**Requirement**
Every line containing the word "меньше" needs to be found and copied.

**Data supplied**

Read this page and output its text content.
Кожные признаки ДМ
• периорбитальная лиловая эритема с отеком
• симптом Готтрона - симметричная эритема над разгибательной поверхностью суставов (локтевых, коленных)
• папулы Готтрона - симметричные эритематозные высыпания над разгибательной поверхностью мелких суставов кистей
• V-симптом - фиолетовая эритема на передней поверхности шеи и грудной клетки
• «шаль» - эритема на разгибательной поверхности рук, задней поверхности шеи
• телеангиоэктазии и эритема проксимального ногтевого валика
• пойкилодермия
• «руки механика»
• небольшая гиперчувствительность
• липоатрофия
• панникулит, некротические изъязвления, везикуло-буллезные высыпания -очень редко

...

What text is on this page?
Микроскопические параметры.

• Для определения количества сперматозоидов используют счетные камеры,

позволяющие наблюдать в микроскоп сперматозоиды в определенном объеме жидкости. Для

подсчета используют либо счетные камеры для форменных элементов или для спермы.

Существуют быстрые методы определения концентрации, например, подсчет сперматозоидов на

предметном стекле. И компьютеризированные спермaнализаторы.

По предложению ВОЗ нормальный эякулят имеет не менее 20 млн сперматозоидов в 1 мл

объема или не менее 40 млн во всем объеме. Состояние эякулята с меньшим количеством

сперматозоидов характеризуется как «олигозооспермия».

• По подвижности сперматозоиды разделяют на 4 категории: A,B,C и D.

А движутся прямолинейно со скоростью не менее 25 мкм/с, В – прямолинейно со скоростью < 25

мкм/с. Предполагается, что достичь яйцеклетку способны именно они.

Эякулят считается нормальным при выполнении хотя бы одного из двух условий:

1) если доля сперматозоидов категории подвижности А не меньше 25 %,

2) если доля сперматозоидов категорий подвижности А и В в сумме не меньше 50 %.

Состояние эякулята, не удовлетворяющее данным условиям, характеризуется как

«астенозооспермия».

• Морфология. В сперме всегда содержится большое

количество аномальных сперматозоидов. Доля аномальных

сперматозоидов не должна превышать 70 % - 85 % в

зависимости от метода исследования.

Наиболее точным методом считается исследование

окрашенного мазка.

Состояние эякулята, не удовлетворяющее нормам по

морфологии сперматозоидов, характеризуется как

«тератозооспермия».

**Answer to this problem**
1) если доля сперматозоидов категории подвижности А не меньше 25 %,
2) если доля сперматозоидов категорий подвижности А и В в сумме не меньше 50 %.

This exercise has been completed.